Pull out every line of the listing below where "true" appears.

DATA —
/---

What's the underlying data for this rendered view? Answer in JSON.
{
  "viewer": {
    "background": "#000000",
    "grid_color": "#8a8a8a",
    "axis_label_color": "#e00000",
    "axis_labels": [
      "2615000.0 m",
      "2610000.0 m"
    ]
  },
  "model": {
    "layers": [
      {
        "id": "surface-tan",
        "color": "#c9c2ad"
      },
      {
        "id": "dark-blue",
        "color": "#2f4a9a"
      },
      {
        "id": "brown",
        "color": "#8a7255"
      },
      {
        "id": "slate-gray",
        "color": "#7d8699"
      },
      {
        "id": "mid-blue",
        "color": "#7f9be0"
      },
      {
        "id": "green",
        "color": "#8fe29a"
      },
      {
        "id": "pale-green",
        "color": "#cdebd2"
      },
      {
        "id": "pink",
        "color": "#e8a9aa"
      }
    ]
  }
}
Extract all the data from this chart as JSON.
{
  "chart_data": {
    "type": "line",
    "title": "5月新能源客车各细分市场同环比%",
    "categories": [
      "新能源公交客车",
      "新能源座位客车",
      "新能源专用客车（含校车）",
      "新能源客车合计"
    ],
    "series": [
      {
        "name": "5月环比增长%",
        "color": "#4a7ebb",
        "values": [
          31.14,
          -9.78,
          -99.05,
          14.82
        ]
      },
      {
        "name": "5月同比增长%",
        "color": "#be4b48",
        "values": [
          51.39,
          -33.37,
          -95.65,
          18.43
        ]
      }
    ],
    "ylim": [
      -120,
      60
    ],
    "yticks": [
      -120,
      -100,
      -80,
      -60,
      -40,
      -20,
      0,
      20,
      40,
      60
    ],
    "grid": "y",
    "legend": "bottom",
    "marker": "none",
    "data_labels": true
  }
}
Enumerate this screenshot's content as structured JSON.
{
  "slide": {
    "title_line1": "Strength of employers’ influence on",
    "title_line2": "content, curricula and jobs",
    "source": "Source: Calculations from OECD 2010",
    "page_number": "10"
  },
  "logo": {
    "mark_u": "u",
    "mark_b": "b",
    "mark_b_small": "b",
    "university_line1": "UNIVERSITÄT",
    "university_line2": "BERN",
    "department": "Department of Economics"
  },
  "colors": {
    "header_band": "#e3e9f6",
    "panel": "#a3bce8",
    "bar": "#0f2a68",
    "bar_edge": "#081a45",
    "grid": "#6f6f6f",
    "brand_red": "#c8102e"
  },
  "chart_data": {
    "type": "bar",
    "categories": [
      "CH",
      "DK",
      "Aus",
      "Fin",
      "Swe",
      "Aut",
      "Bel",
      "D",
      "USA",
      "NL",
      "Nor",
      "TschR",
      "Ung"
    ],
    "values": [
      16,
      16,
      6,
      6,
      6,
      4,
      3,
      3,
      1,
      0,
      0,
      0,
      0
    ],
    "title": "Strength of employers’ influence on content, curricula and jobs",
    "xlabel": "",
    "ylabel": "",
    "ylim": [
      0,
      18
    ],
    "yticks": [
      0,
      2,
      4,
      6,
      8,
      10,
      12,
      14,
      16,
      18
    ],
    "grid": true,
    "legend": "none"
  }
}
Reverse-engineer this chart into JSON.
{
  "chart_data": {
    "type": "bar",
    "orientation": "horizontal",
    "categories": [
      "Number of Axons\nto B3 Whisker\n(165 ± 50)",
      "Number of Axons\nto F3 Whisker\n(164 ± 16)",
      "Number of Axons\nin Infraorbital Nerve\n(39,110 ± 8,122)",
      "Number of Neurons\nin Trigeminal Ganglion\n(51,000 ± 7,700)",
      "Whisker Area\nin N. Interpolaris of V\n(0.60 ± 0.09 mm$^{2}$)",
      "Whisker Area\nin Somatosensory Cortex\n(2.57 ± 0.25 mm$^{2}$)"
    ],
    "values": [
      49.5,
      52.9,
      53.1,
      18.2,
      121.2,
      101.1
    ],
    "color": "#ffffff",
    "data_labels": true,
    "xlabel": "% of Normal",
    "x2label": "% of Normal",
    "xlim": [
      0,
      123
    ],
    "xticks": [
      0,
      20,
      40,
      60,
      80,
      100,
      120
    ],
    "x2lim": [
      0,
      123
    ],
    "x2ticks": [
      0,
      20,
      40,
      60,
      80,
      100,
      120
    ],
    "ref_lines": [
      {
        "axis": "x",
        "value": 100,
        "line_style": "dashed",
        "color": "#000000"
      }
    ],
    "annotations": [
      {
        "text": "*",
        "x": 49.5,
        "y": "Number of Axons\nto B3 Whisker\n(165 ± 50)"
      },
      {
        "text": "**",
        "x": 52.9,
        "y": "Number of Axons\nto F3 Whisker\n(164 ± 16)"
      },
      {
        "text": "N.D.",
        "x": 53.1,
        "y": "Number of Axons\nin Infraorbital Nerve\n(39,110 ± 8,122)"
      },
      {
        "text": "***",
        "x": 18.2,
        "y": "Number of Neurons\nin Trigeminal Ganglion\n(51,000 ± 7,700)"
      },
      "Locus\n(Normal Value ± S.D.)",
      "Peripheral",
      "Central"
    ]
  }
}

\---

SOLUTION —
    "data_labels": true
    "grid": true,
    "data_labels": true,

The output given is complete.